> **Source excerpt**:
━━━━━━━━━━━━━━━━
I can convert it to barely legible form by substituting one of the old
Casady and Greene fonts, such as Vremya FWF or Svoboda FWF, but it's
still not Cyrillic:

V tablicax periodiheskoj sistemy /lementov, izdannyx v raznyx stranax i
v raznoe vremq, ha]e vsego, v nahale tablicy pehatalsq tol;ko odin
period, v kotorom raspolagalis; /lementy vodorod i gelij. Dalee, vse
/lementy, nahinaq s litiq, ...

instead of this:

В таблицах периодической системы элементов, изданных в разных странах и
в разное время, чаще всего, в начале таблицы печатался только один
период, в котором располагались элементы водород и гелий. Далее, все
элементы, начиная с лития, ...

I typed this out by hand; even by displaying it in TransCyrillic, which
makes it *look* like Cyrillic, I can't cut and paste to other Windows
2000 applications; I get the romanized stuff you saw above.
━━━━━━━━━━━━━━━━
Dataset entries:
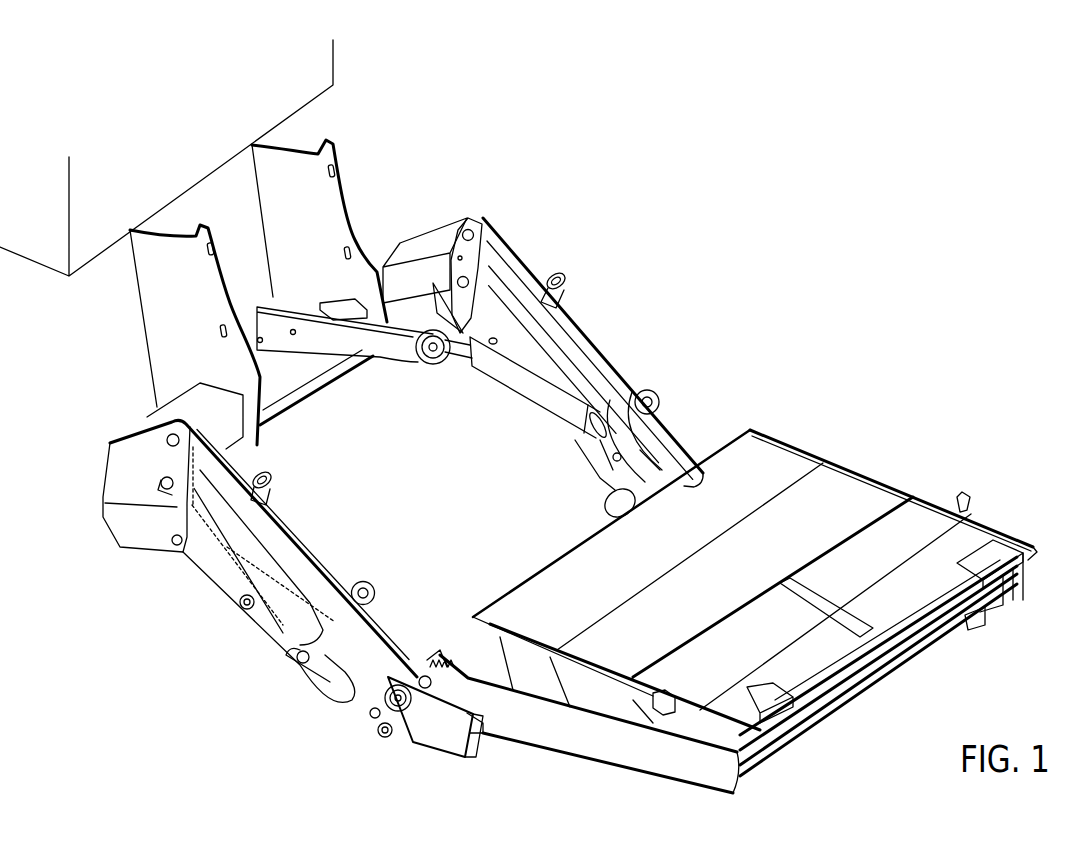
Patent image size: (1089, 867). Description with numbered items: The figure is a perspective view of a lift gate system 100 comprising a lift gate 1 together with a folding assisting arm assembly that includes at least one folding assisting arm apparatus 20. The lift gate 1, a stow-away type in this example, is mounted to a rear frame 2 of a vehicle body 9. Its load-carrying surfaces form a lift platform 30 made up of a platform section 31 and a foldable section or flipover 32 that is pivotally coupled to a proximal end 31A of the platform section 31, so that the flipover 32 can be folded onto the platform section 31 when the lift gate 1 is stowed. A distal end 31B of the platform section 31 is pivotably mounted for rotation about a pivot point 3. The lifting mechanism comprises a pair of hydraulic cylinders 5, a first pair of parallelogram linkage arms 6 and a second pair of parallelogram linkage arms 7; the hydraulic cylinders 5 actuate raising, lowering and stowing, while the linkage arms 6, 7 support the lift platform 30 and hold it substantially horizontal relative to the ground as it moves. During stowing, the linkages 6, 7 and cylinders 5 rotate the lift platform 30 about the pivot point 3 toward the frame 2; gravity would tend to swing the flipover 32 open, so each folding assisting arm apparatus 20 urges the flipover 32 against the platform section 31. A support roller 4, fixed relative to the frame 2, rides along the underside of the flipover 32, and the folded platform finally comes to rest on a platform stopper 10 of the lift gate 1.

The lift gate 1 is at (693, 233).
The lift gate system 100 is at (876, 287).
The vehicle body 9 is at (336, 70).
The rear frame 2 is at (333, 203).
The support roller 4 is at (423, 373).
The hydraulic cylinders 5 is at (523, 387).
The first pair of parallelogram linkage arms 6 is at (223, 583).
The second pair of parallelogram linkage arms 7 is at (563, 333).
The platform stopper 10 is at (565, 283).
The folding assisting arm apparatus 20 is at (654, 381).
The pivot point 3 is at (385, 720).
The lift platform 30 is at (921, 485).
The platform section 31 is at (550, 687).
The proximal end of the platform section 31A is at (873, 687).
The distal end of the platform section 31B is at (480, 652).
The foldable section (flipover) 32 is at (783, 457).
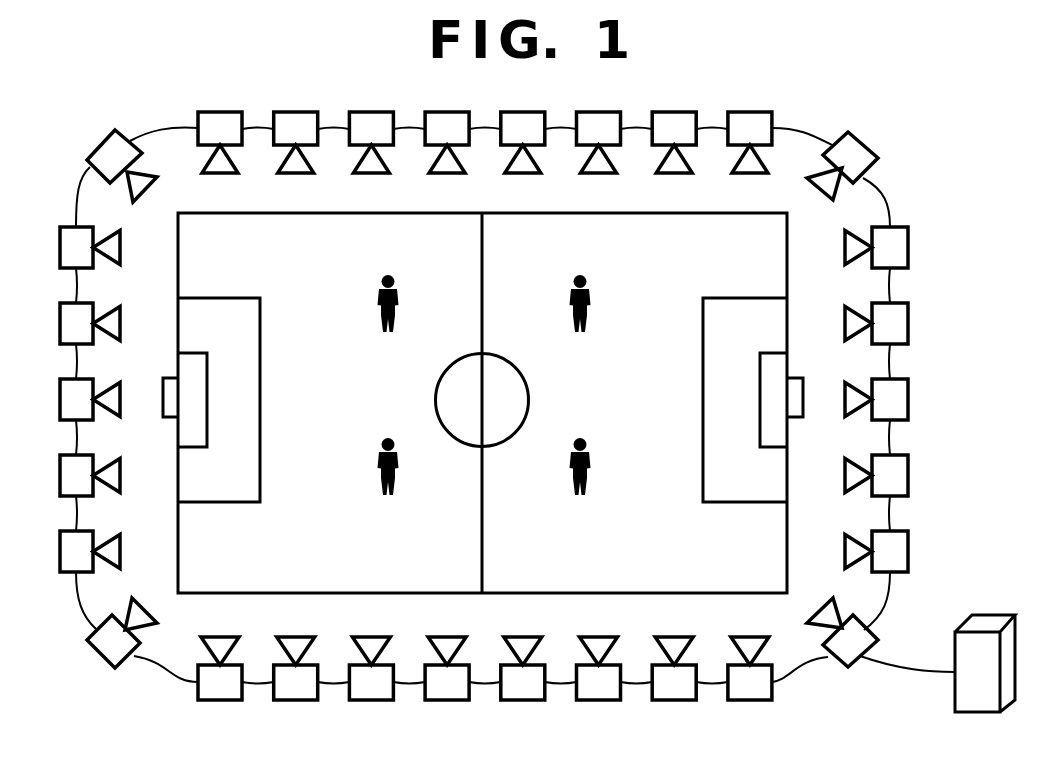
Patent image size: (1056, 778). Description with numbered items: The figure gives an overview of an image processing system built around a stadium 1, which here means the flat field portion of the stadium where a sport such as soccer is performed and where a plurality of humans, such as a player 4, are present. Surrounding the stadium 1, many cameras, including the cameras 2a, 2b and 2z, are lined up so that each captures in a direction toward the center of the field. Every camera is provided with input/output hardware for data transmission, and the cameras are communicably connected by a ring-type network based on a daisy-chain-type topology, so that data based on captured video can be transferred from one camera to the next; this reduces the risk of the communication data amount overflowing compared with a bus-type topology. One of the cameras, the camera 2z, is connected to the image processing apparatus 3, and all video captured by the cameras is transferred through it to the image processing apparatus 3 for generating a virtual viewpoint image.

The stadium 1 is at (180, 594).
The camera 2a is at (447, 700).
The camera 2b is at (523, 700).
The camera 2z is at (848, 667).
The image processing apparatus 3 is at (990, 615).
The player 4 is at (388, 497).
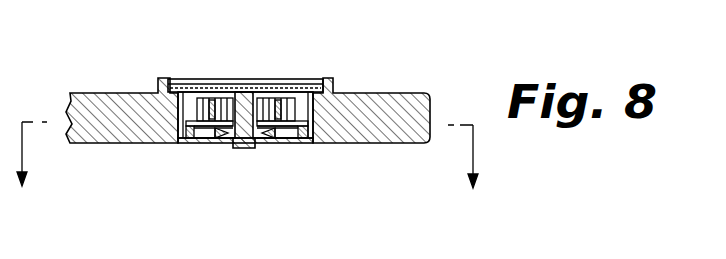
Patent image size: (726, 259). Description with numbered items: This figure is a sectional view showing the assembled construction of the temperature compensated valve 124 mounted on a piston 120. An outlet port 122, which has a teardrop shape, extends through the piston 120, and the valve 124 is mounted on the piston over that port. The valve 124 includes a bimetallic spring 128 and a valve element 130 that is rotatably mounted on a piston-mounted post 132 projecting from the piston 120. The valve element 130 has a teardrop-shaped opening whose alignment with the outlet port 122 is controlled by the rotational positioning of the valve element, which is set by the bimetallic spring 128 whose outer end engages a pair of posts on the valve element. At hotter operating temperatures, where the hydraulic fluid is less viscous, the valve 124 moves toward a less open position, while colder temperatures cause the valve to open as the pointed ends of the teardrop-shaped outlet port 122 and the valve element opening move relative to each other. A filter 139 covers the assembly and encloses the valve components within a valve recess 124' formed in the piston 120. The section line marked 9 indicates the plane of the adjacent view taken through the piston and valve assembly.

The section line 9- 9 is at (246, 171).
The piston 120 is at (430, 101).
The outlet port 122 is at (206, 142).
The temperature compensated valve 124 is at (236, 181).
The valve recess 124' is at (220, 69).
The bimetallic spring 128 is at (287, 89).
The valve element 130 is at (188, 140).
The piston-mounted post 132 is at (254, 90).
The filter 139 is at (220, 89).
━━━━━━━━━━━━━━━━
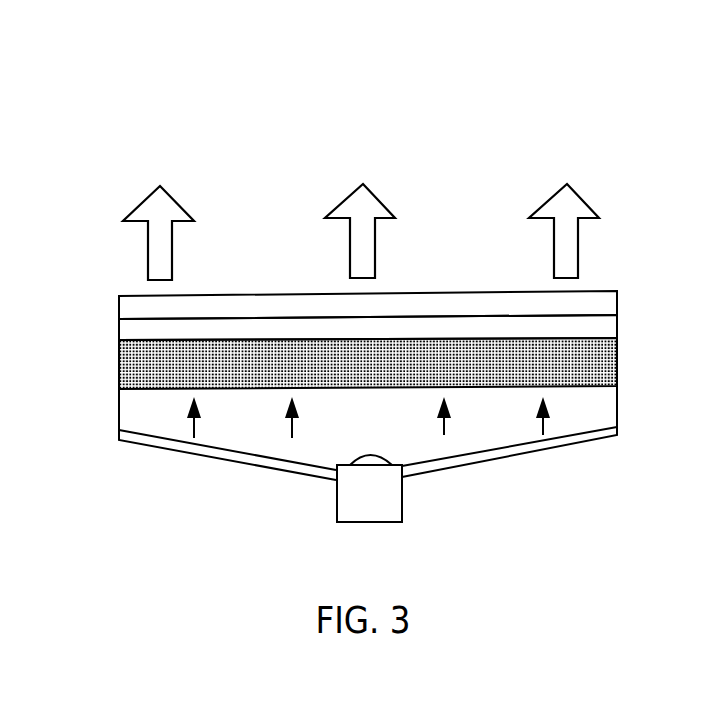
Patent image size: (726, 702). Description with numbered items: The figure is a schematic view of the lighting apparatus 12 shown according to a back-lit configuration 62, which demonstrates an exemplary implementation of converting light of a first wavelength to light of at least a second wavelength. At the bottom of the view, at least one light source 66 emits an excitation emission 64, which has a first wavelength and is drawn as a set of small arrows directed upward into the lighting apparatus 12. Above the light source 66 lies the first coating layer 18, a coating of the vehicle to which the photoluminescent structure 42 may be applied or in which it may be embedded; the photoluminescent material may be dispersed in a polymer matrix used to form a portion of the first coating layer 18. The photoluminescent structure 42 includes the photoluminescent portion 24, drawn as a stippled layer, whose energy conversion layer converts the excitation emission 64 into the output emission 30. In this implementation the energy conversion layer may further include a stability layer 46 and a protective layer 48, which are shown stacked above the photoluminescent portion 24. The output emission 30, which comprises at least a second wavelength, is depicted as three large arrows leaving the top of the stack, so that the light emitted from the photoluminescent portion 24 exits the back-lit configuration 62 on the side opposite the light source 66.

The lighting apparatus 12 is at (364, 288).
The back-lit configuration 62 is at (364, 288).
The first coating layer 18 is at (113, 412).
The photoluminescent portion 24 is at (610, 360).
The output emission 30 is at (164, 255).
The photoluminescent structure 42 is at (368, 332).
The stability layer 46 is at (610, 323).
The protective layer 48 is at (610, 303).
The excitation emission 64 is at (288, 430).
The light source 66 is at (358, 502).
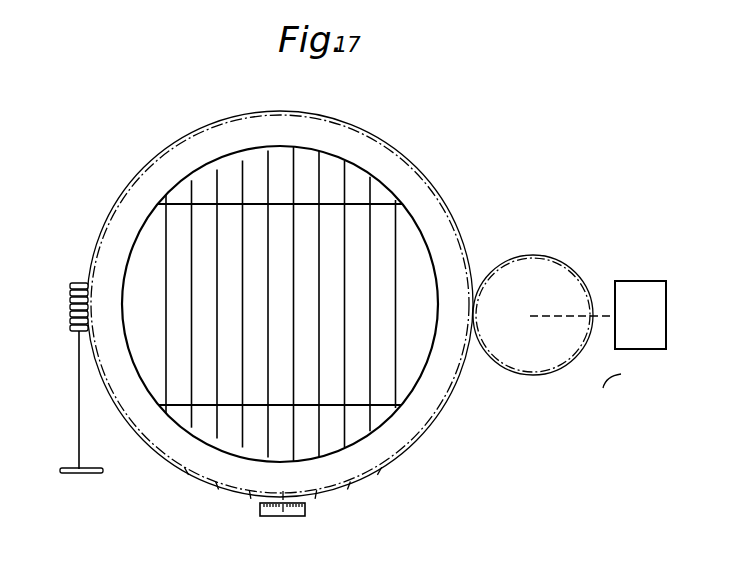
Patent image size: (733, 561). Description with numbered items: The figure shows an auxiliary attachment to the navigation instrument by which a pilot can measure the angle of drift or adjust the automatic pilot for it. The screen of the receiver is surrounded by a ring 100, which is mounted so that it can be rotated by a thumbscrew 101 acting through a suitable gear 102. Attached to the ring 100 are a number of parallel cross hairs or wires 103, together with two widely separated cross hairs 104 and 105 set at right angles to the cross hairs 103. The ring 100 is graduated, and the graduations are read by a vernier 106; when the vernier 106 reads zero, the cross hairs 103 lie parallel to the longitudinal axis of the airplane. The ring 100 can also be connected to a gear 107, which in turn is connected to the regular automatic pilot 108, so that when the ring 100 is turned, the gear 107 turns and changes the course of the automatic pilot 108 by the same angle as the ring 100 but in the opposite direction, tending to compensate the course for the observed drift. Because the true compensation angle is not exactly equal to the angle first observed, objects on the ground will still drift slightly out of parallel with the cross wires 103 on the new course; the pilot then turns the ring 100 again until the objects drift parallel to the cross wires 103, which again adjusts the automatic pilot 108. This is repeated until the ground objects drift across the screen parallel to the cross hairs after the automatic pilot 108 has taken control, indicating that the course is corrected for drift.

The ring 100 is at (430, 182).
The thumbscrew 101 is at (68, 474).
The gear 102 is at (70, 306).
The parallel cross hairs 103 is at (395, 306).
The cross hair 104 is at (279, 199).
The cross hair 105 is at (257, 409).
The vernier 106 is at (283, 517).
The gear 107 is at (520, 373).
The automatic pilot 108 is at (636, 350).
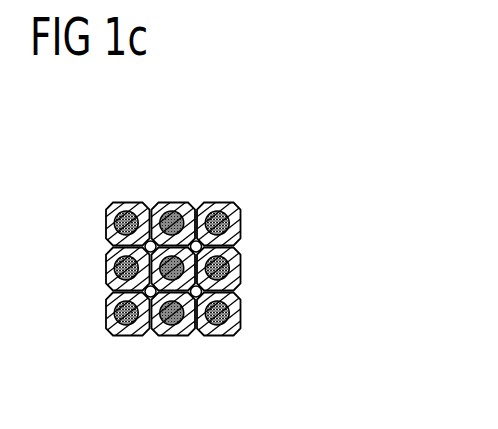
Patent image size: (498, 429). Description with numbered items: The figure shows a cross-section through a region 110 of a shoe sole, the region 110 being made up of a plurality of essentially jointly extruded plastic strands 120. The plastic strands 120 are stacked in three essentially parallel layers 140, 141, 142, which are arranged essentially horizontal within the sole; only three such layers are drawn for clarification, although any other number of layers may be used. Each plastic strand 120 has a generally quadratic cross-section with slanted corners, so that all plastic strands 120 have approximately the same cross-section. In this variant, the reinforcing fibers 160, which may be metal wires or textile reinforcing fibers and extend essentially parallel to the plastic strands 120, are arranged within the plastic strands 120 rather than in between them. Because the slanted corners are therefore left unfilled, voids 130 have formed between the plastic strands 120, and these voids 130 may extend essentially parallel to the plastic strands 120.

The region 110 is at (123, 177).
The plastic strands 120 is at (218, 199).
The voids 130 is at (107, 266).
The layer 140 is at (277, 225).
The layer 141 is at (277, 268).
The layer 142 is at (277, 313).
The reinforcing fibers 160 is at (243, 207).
━━━━━━━━━━━━━━━━
Transcribe the passage on Cyrillic fonts above from "I can convert" to "s litiq, ...".

> **Task solution**:
I can convert it to barely legible form by substituting one of the old
Casady and Greene fonts, such as Vremya FWF or Svoboda FWF, but it's
still not Cyrillic:

V tablicax periodiheskoj sistemy /lementov, izdannyx v raznyx stranax i
v raznoe vremq, ha]e vsego, v nahale tablicy pehatalsq tol;ko odin
period, v kotorom raspolagalis; /lementy vodorod i gelij. Dalee, vse
/lementy, nahinaq s litiq, ...